- _TASK DETAILS_
Count how many lines in this material contain "provádění". The answer is that number alone.
— Start MATERIAL PROVIDED —
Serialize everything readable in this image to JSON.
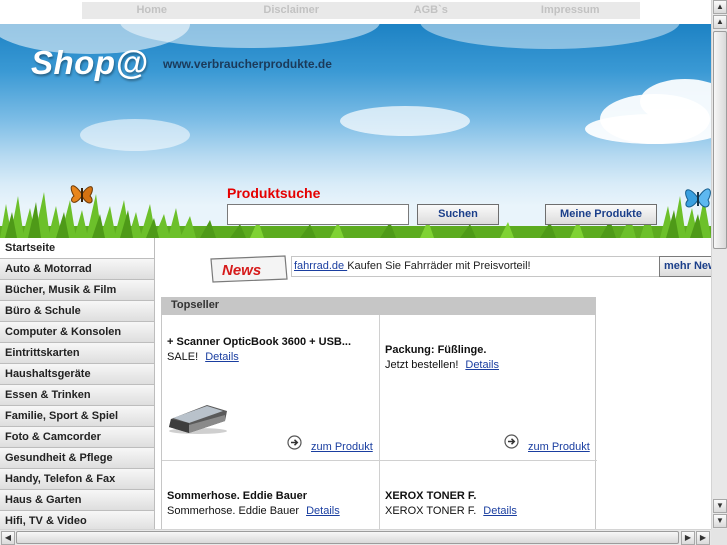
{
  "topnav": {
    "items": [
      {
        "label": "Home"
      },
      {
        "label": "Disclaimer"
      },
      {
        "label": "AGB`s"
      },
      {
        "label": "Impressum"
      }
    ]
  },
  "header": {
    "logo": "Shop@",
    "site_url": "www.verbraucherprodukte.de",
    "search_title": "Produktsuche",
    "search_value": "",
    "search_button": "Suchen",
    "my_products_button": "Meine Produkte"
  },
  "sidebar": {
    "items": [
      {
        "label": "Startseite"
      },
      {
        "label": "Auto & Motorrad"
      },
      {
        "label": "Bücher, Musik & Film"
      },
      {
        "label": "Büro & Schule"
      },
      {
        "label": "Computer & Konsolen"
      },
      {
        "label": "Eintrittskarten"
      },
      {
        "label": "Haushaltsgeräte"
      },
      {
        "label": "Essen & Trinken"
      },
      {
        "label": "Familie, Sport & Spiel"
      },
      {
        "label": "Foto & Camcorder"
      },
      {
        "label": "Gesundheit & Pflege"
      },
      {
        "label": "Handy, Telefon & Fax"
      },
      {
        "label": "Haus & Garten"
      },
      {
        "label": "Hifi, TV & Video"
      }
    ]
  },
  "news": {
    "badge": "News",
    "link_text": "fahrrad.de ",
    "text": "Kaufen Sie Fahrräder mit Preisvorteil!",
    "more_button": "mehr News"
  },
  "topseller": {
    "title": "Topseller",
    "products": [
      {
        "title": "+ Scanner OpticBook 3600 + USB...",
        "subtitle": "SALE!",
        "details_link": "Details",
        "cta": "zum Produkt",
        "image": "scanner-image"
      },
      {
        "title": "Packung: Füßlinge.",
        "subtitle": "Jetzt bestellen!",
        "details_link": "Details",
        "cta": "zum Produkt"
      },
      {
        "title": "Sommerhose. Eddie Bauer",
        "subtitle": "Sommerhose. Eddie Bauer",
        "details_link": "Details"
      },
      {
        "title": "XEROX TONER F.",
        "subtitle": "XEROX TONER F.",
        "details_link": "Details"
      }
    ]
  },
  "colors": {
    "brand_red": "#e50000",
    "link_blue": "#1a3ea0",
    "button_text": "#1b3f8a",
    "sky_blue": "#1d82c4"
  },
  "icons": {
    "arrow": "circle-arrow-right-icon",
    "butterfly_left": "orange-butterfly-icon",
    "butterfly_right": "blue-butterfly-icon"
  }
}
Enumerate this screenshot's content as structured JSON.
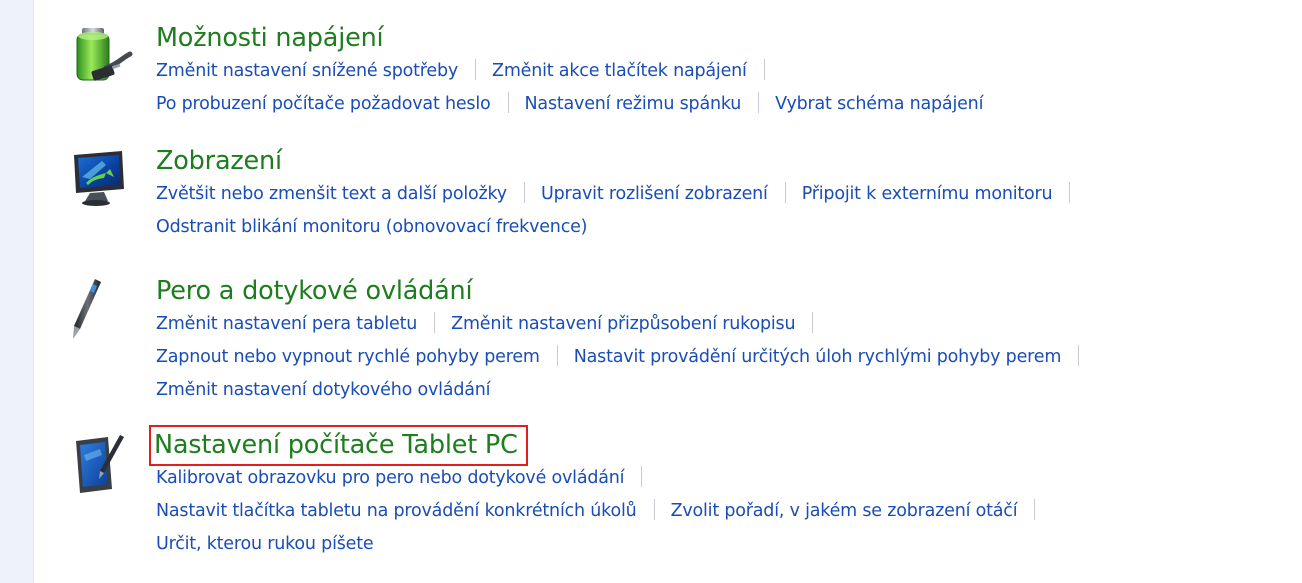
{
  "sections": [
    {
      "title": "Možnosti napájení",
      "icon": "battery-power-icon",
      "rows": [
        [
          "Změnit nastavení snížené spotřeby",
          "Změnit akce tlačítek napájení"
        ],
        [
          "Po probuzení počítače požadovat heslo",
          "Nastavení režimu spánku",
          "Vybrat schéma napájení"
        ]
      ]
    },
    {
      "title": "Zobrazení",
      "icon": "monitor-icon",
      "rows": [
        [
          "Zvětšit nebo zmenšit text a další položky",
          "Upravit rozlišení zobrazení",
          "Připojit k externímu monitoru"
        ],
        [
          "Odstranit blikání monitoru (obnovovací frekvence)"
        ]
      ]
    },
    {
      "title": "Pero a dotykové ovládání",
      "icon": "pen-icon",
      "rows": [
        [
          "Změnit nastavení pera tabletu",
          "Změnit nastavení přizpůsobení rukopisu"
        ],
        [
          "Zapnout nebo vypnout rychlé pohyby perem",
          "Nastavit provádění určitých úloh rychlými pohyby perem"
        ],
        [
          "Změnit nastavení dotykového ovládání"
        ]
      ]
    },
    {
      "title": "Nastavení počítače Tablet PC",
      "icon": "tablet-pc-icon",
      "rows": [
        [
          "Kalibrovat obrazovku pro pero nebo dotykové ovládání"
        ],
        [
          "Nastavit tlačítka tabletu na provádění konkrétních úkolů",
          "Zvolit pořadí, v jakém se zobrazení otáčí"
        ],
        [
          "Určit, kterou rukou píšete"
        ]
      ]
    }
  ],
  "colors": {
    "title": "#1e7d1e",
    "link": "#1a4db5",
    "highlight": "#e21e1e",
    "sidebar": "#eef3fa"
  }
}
— End MATERIAL PROVIDED —
- _ANSWER BELOW_
2